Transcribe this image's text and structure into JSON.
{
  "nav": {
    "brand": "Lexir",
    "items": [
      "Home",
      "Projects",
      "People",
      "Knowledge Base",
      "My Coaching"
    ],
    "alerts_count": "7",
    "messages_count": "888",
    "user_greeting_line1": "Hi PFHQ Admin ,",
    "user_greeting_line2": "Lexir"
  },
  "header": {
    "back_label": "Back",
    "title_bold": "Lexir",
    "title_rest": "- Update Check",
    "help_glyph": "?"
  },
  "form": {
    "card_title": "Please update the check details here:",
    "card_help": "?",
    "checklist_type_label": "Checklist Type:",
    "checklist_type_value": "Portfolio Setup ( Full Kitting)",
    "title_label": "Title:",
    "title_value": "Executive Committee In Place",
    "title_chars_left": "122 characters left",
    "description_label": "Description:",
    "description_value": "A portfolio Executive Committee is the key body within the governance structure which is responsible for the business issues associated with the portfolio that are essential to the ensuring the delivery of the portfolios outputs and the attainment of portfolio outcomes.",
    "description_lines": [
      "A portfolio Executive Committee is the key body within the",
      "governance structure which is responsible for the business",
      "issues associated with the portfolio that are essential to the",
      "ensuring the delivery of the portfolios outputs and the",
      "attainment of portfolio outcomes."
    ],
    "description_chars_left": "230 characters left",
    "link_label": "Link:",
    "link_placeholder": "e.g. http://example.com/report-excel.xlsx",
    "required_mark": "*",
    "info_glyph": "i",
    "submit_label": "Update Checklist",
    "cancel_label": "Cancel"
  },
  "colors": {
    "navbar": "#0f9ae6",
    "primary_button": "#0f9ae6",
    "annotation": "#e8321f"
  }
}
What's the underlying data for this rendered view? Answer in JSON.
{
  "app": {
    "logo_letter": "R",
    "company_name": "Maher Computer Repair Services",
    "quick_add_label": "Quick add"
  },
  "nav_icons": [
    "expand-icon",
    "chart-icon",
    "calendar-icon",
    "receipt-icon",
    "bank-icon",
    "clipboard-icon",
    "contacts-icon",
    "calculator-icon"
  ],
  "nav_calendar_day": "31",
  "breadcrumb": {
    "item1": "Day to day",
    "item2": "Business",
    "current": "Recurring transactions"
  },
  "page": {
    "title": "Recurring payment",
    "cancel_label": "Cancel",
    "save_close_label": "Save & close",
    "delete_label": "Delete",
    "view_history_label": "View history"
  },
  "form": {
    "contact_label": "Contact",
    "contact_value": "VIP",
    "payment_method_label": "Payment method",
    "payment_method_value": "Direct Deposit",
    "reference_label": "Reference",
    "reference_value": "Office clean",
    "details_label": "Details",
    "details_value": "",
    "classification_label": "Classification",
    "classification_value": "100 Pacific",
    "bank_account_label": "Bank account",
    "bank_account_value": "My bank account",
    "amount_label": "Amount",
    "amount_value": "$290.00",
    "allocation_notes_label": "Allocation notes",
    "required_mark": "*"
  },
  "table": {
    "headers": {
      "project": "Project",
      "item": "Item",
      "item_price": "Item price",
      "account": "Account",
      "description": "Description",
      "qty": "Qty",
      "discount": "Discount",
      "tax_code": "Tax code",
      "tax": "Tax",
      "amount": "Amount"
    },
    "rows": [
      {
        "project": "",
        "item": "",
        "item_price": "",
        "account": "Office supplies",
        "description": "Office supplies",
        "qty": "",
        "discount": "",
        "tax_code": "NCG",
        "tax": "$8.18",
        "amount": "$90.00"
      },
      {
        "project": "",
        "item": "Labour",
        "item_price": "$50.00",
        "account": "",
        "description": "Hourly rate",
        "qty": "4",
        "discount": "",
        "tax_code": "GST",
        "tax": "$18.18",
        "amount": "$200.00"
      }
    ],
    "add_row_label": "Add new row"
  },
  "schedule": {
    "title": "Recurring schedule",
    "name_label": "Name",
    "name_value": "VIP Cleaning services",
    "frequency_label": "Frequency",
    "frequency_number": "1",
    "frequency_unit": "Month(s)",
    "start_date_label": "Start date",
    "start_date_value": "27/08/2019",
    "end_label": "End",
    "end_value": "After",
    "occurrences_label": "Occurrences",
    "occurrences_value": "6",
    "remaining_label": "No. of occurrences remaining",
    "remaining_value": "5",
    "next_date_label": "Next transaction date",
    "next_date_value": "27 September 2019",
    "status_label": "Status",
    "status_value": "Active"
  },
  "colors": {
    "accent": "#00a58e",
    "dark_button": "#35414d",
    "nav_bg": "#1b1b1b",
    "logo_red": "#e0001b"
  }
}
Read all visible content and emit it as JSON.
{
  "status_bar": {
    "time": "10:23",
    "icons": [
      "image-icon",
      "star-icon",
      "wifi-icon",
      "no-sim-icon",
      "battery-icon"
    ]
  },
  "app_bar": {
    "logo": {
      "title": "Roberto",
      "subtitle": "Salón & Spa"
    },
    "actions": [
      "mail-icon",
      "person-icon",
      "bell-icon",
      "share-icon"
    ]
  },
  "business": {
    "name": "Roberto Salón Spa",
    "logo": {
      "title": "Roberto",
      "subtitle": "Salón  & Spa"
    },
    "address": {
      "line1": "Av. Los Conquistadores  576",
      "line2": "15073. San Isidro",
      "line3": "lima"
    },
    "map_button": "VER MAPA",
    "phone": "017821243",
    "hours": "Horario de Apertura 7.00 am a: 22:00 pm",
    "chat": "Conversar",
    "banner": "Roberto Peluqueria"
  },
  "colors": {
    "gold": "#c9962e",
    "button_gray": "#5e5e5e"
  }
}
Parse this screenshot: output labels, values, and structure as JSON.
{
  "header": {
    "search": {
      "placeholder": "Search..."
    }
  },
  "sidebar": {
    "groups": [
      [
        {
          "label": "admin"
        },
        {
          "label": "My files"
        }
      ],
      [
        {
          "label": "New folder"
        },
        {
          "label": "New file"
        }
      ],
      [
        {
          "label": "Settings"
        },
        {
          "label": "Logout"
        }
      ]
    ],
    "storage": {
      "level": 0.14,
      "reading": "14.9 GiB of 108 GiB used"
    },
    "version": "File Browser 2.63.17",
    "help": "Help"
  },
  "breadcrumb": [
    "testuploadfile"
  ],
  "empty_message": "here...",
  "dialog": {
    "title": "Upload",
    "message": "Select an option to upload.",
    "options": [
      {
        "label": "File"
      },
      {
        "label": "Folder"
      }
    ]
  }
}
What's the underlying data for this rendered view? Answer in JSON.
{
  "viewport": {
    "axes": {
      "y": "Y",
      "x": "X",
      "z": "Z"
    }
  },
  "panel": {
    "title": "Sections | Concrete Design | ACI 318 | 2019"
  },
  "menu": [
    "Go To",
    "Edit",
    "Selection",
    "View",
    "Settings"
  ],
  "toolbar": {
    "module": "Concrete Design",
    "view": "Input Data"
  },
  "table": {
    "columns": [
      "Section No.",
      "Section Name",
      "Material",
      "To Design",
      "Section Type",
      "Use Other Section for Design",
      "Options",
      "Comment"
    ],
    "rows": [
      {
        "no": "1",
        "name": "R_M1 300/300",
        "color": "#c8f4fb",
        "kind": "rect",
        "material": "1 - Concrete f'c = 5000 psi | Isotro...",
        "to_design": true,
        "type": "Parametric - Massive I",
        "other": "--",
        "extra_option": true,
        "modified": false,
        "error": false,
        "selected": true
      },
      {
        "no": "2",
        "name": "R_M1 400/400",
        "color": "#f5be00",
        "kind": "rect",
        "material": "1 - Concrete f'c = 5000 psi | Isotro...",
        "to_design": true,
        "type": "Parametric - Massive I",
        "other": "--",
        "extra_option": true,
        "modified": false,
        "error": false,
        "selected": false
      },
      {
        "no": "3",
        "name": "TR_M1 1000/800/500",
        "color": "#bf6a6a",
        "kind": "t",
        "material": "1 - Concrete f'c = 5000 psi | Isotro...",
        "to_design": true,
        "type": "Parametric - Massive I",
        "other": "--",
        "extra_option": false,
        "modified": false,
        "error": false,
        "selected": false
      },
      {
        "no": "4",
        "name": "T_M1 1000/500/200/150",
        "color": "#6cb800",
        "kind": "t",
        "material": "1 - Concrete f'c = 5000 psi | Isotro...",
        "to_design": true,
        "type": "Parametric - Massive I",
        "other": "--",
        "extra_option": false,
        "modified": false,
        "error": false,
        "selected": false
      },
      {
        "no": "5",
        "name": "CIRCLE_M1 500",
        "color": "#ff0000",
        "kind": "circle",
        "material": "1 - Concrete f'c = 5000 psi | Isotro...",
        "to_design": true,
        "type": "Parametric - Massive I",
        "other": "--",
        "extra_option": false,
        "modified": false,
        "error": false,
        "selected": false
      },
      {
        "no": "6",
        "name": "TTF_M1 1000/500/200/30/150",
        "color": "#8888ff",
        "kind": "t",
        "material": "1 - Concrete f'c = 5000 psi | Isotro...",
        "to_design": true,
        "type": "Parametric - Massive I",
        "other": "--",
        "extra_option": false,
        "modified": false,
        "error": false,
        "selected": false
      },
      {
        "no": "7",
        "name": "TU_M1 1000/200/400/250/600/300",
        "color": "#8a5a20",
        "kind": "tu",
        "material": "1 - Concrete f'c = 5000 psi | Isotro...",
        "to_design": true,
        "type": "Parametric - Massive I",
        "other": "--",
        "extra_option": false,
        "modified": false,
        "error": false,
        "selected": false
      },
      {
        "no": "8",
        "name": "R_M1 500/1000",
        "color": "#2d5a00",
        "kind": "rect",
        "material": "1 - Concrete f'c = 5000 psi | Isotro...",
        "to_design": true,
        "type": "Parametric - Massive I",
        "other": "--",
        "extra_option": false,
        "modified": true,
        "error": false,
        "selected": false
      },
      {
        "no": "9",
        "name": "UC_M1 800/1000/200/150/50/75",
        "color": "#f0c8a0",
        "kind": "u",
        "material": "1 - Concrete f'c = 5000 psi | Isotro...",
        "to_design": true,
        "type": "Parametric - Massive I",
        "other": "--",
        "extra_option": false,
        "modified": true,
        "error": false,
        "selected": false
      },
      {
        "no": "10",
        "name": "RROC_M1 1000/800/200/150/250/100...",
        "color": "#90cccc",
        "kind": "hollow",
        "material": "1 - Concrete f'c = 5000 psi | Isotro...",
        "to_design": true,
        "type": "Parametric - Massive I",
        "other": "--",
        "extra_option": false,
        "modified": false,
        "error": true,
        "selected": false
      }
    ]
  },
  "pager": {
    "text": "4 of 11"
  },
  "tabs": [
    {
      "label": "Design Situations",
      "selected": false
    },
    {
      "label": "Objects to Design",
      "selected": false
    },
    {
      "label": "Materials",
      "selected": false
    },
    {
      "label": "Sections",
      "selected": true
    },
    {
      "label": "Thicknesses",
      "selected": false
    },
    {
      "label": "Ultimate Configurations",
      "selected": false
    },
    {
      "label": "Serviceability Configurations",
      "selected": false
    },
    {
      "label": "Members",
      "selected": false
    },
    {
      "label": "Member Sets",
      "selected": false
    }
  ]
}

====

From the records above, copy every line that holds the word "Cancel".

    "cancel_label": "Cancel"
    "cancel_label": "Cancel",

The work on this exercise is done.